» **WHAT THIS TASK INVOLVES**
Restate the entries below word for word, omitting nothing.
----- EXERCISE DATA
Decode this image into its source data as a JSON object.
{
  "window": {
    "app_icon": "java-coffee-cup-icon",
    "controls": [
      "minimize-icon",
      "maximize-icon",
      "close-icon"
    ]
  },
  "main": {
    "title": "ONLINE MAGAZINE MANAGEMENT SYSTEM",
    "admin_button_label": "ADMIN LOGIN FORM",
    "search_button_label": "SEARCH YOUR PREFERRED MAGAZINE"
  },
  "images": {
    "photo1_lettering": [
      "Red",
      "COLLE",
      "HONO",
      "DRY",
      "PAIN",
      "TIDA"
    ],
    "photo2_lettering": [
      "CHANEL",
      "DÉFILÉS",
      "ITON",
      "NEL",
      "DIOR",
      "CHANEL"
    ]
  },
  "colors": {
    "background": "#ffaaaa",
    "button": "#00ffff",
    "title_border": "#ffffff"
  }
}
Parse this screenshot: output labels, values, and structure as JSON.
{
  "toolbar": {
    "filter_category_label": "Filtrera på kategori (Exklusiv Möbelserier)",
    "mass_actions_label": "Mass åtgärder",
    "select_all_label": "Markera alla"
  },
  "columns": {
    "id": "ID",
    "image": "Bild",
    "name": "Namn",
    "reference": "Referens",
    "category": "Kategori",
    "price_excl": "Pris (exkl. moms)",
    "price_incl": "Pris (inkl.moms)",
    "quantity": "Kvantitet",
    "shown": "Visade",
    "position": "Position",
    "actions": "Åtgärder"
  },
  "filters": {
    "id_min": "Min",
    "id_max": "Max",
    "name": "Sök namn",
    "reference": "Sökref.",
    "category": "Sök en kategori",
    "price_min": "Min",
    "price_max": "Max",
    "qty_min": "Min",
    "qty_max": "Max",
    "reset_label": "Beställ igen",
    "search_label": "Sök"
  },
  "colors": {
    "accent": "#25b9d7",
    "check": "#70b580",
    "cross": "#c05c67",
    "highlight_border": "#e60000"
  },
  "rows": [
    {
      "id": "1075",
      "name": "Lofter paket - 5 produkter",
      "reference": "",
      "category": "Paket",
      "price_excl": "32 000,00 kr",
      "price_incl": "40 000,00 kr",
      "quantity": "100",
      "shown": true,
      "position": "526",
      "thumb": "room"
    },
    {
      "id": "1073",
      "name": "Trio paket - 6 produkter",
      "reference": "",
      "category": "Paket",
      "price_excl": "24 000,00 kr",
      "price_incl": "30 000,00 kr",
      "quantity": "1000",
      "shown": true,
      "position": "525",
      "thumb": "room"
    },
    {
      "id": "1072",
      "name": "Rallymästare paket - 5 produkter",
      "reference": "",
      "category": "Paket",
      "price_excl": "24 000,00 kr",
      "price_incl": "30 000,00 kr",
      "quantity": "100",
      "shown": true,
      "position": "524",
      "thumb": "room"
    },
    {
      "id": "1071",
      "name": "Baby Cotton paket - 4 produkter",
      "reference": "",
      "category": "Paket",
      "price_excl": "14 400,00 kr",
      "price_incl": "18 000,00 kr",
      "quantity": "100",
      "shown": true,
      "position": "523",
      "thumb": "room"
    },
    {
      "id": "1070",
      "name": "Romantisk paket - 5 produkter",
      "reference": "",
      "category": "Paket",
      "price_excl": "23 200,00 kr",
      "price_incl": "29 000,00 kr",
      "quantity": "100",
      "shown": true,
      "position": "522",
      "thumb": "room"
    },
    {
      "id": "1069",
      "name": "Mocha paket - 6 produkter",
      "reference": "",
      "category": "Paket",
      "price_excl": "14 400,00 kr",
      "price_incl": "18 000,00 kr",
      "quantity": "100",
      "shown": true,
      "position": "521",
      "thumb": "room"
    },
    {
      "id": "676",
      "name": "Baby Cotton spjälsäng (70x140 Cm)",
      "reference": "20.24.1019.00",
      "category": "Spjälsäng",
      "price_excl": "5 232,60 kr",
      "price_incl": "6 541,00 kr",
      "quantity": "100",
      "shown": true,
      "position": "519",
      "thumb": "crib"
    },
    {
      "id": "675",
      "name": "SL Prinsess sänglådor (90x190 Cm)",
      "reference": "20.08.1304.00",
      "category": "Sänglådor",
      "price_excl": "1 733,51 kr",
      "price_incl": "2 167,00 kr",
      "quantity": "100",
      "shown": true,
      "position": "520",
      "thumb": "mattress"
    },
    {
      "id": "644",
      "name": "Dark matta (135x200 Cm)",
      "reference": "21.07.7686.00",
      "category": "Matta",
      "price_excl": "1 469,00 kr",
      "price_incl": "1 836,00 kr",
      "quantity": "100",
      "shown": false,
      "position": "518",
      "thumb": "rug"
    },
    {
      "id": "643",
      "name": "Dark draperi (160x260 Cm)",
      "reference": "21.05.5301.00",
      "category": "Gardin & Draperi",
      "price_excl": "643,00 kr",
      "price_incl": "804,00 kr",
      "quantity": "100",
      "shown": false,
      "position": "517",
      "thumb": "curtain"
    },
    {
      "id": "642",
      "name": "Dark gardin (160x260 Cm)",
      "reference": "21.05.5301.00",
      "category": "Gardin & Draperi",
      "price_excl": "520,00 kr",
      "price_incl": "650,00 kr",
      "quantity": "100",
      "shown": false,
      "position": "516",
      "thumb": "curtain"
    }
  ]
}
----------
» **RESULT OF THE EXERCISE**
Decode this image into its source data as a JSON object.
{
  "window": {
    "app_icon": "java-coffee-cup-icon",
    "controls": [
      "minimize-icon",
      "maximize-icon",
      "close-icon"
    ]
  },
  "main": {
    "title": "ONLINE MAGAZINE MANAGEMENT SYSTEM",
    "admin_button_label": "ADMIN LOGIN FORM",
    "search_button_label": "SEARCH YOUR PREFERRED MAGAZINE"
  },
  "images": {
    "photo1_lettering": [
      "Red",
      "COLLE",
      "HONO",
      "DRY",
      "PAIN",
      "TIDA"
    ],
    "photo2_lettering": [
      "CHANEL",
      "DÉFILÉS",
      "ITON",
      "NEL",
      "DIOR",
      "CHANEL"
    ]
  },
  "colors": {
    "background": "#ffaaaa",
    "button": "#00ffff",
    "title_border": "#ffffff"
  }
}
Parse this screenshot: output labels, values, and structure as JSON.
{
  "toolbar": {
    "filter_category_label": "Filtrera på kategori (Exklusiv Möbelserier)",
    "mass_actions_label": "Mass åtgärder",
    "select_all_label": "Markera alla"
  },
  "columns": {
    "id": "ID",
    "image": "Bild",
    "name": "Namn",
    "reference": "Referens",
    "category": "Kategori",
    "price_excl": "Pris (exkl. moms)",
    "price_incl": "Pris (inkl.moms)",
    "quantity": "Kvantitet",
    "shown": "Visade",
    "position": "Position",
    "actions": "Åtgärder"
  },
  "filters": {
    "id_min": "Min",
    "id_max": "Max",
    "name": "Sök namn",
    "reference": "Sökref.",
    "category": "Sök en kategori",
    "price_min": "Min",
    "price_max": "Max",
    "qty_min": "Min",
    "qty_max": "Max",
    "reset_label": "Beställ igen",
    "search_label": "Sök"
  },
  "colors": {
    "accent": "#25b9d7",
    "check": "#70b580",
    "cross": "#c05c67",
    "highlight_border": "#e60000"
  },
  "rows": [
    {
      "id": "1075",
      "name": "Lofter paket - 5 produkter",
      "reference": "",
      "category": "Paket",
      "price_excl": "32 000,00 kr",
      "price_incl": "40 000,00 kr",
      "quantity": "100",
      "shown": true,
      "position": "526",
      "thumb": "room"
    },
    {
      "id": "1073",
      "name": "Trio paket - 6 produkter",
      "reference": "",
      "category": "Paket",
      "price_excl": "24 000,00 kr",
      "price_incl": "30 000,00 kr",
      "quantity": "1000",
      "shown": true,
      "position": "525",
      "thumb": "room"
    },
    {
      "id": "1072",
      "name": "Rallymästare paket - 5 produkter",
      "reference": "",
      "category": "Paket",
      "price_excl": "24 000,00 kr",
      "price_incl": "30 000,00 kr",
      "quantity": "100",
      "shown": true,
      "position": "524",
      "thumb": "room"
    },
    {
      "id": "1071",
      "name": "Baby Cotton paket - 4 produkter",
      "reference": "",
      "category": "Paket",
      "price_excl": "14 400,00 kr",
      "price_incl": "18 000,00 kr",
      "quantity": "100",
      "shown": true,
      "position": "523",
      "thumb": "room"
    },
    {
      "id": "1070",
      "name": "Romantisk paket - 5 produkter",
      "reference": "",
      "category": "Paket",
      "price_excl": "23 200,00 kr",
      "price_incl": "29 000,00 kr",
      "quantity": "100",
      "shown": true,
      "position": "522",
      "thumb": "room"
    },
    {
      "id": "1069",
      "name": "Mocha paket - 6 produkter",
      "reference": "",
      "category": "Paket",
      "price_excl": "14 400,00 kr",
      "price_incl": "18 000,00 kr",
      "quantity": "100",
      "shown": true,
      "position": "521",
      "thumb": "room"
    },
    {
      "id": "676",
      "name": "Baby Cotton spjälsäng (70x140 Cm)",
      "reference": "20.24.1019.00",
      "category": "Spjälsäng",
      "price_excl": "5 232,60 kr",
      "price_incl": "6 541,00 kr",
      "quantity": "100",
      "shown": true,
      "position": "519",
      "thumb": "crib"
    },
    {
      "id": "675",
      "name": "SL Prinsess sänglådor (90x190 Cm)",
      "reference": "20.08.1304.00",
      "category": "Sänglådor",
      "price_excl": "1 733,51 kr",
      "price_incl": "2 167,00 kr",
      "quantity": "100",
      "shown": true,
      "position": "520",
      "thumb": "mattress"
    },
    {
      "id": "644",
      "name": "Dark matta (135x200 Cm)",
      "reference": "21.07.7686.00",
      "category": "Matta",
      "price_excl": "1 469,00 kr",
      "price_incl": "1 836,00 kr",
      "quantity": "100",
      "shown": false,
      "position": "518",
      "thumb": "rug"
    },
    {
      "id": "643",
      "name": "Dark draperi (160x260 Cm)",
      "reference": "21.05.5301.00",
      "category": "Gardin & Draperi",
      "price_excl": "643,00 kr",
      "price_incl": "804,00 kr",
      "quantity": "100",
      "shown": false,
      "position": "517",
      "thumb": "curtain"
    },
    {
      "id": "642",
      "name": "Dark gardin (160x260 Cm)",
      "reference": "21.05.5301.00",
      "category": "Gardin & Draperi",
      "price_excl": "520,00 kr",
      "price_incl": "650,00 kr",
      "quantity": "100",
      "shown": false,
      "position": "516",
      "thumb": "curtain"
    }
  ]
}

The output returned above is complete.